## GIVEN PROBLEM
All entries should be output exactly as they stand.

## EXCERPTED DATA
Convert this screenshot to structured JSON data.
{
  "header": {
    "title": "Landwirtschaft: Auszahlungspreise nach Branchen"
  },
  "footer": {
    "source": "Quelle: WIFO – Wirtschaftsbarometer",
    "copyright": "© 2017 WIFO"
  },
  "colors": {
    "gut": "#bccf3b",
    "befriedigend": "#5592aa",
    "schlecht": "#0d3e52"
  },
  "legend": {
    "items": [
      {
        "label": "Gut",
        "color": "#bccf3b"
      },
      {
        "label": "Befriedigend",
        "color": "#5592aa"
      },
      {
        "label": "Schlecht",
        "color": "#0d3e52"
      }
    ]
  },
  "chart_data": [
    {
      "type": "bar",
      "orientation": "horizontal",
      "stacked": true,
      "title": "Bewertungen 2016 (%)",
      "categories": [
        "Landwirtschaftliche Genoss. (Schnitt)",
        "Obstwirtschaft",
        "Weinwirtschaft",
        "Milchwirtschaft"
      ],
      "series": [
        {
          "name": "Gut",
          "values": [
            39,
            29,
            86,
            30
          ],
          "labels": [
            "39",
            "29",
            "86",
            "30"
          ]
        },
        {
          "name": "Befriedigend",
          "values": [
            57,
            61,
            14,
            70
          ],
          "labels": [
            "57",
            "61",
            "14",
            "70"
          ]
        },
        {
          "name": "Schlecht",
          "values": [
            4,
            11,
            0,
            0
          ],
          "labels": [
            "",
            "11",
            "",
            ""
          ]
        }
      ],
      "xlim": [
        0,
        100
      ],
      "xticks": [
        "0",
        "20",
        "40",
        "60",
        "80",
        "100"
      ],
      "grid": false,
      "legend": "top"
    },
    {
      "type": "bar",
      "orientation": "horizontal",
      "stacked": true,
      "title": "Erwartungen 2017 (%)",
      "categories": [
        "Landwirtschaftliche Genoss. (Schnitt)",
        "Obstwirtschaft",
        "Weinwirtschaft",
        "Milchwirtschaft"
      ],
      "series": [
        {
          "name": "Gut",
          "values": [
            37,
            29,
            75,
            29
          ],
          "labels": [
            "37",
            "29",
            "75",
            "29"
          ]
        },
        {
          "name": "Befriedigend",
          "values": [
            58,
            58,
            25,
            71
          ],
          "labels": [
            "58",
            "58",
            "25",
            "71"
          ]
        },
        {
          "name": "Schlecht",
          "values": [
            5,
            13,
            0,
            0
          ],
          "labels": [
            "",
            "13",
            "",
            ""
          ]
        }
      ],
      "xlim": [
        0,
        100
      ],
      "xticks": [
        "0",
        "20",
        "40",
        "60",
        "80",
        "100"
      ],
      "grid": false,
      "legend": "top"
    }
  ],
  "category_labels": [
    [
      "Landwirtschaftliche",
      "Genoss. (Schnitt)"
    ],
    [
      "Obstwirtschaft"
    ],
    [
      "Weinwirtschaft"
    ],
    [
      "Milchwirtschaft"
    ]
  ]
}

## EXERCISE SOLUTION
Convert this screenshot to structured JSON data.
{
  "header": {
    "title": "Landwirtschaft: Auszahlungspreise nach Branchen"
  },
  "footer": {
    "source": "Quelle: WIFO – Wirtschaftsbarometer",
    "copyright": "© 2017 WIFO"
  },
  "colors": {
    "gut": "#bccf3b",
    "befriedigend": "#5592aa",
    "schlecht": "#0d3e52"
  },
  "legend": {
    "items": [
      {
        "label": "Gut",
        "color": "#bccf3b"
      },
      {
        "label": "Befriedigend",
        "color": "#5592aa"
      },
      {
        "label": "Schlecht",
        "color": "#0d3e52"
      }
    ]
  },
  "chart_data": [
    {
      "type": "bar",
      "orientation": "horizontal",
      "stacked": true,
      "title": "Bewertungen 2016 (%)",
      "categories": [
        "Landwirtschaftliche Genoss. (Schnitt)",
        "Obstwirtschaft",
        "Weinwirtschaft",
        "Milchwirtschaft"
      ],
      "series": [
        {
          "name": "Gut",
          "values": [
            39,
            29,
            86,
            30
          ],
          "labels": [
            "39",
            "29",
            "86",
            "30"
          ]
        },
        {
          "name": "Befriedigend",
          "values": [
            57,
            61,
            14,
            70
          ],
          "labels": [
            "57",
            "61",
            "14",
            "70"
          ]
        },
        {
          "name": "Schlecht",
          "values": [
            4,
            11,
            0,
            0
          ],
          "labels": [
            "",
            "11",
            "",
            ""
          ]
        }
      ],
      "xlim": [
        0,
        100
      ],
      "xticks": [
        "0",
        "20",
        "40",
        "60",
        "80",
        "100"
      ],
      "grid": false,
      "legend": "top"
    },
    {
      "type": "bar",
      "orientation": "horizontal",
      "stacked": true,
      "title": "Erwartungen 2017 (%)",
      "categories": [
        "Landwirtschaftliche Genoss. (Schnitt)",
        "Obstwirtschaft",
        "Weinwirtschaft",
        "Milchwirtschaft"
      ],
      "series": [
        {
          "name": "Gut",
          "values": [
            37,
            29,
            75,
            29
          ],
          "labels": [
            "37",
            "29",
            "75",
            "29"
          ]
        },
        {
          "name": "Befriedigend",
          "values": [
            58,
            58,
            25,
            71
          ],
          "labels": [
            "58",
            "58",
            "25",
            "71"
          ]
        },
        {
          "name": "Schlecht",
          "values": [
            5,
            13,
            0,
            0
          ],
          "labels": [
            "",
            "13",
            "",
            ""
          ]
        }
      ],
      "xlim": [
        0,
        100
      ],
      "xticks": [
        "0",
        "20",
        "40",
        "60",
        "80",
        "100"
      ],
      "grid": false,
      "legend": "top"
    }
  ],
  "category_labels": [
    [
      "Landwirtschaftliche",
      "Genoss. (Schnitt)"
    ],
    [
      "Obstwirtschaft"
    ],
    [
      "Weinwirtschaft"
    ],
    [
      "Milchwirtschaft"
    ]
  ]
}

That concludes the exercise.